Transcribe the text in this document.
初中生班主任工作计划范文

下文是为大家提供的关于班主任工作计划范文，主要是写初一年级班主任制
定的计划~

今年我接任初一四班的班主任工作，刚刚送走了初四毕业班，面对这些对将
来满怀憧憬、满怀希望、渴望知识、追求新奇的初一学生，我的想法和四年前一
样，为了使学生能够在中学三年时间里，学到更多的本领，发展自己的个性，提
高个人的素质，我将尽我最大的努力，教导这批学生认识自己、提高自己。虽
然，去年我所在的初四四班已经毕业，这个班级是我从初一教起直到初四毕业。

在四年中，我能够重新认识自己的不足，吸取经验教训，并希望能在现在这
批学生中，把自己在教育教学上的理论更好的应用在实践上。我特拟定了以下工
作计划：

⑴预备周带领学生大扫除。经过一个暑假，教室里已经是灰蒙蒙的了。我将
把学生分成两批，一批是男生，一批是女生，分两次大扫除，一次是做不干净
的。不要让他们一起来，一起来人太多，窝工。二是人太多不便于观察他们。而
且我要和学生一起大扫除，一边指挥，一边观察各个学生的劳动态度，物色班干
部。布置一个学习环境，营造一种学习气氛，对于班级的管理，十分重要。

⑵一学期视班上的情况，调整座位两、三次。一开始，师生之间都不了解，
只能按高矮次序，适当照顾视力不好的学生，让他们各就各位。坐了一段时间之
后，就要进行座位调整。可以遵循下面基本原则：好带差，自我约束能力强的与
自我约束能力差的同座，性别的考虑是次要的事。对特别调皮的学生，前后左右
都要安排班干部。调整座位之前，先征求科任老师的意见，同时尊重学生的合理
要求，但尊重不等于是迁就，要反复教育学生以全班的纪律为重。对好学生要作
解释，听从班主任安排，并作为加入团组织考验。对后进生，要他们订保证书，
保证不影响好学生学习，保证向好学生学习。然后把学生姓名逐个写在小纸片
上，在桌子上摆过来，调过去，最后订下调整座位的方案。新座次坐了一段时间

● ● ● ● ●

**Given request**
Print out every record again, exactly and in full.

**Written reply**
Transcribe the text in this document.
初中生班主任工作计划范文

下文是为大家提供的关于班主任工作计划范文，主要是写初一年级班主任制
定的计划~

今年我接任初一四班的班主任工作，刚刚送走了初四毕业班，面对这些对将
来满怀憧憬、满怀希望、渴望知识、追求新奇的初一学生，我的想法和四年前一
样，为了使学生能够在中学三年时间里，学到更多的本领，发展自己的个性，提
高个人的素质，我将尽我最大的努力，教导这批学生认识自己、提高自己。虽
然，去年我所在的初四四班已经毕业，这个班级是我从初一教起直到初四毕业。

在四年中，我能够重新认识自己的不足，吸取经验教训，并希望能在现在这
批学生中，把自己在教育教学上的理论更好的应用在实践上。我特拟定了以下工
作计划：

⑴预备周带领学生大扫除。经过一个暑假，教室里已经是灰蒙蒙的了。我将
把学生分成两批，一批是男生，一批是女生，分两次大扫除，一次是做不干净
的。不要让他们一起来，一起来人太多，窝工。二是人太多不便于观察他们。而
且我要和学生一起大扫除，一边指挥，一边观察各个学生的劳动态度，物色班干
部。布置一个学习环境，营造一种学习气氛，对于班级的管理，十分重要。

⑵一学期视班上的情况，调整座位两、三次。一开始，师生之间都不了解，
只能按高矮次序，适当照顾视力不好的学生，让他们各就各位。坐了一段时间之
后，就要进行座位调整。可以遵循下面基本原则：好带差，自我约束能力强的与
自我约束能力差的同座，性别的考虑是次要的事。对特别调皮的学生，前后左右
都要安排班干部。调整座位之前，先征求科任老师的意见，同时尊重学生的合理
要求，但尊重不等于是迁就，要反复教育学生以全班的纪律为重。对好学生要作
解释，听从班主任安排，并作为加入团组织考验。对后进生，要他们订保证书，
保证不影响好学生学习，保证向好学生学习。然后把学生姓名逐个写在小纸片
上，在桌子上摆过来，调过去，最后订下调整座位的方案。新座次坐了一段时间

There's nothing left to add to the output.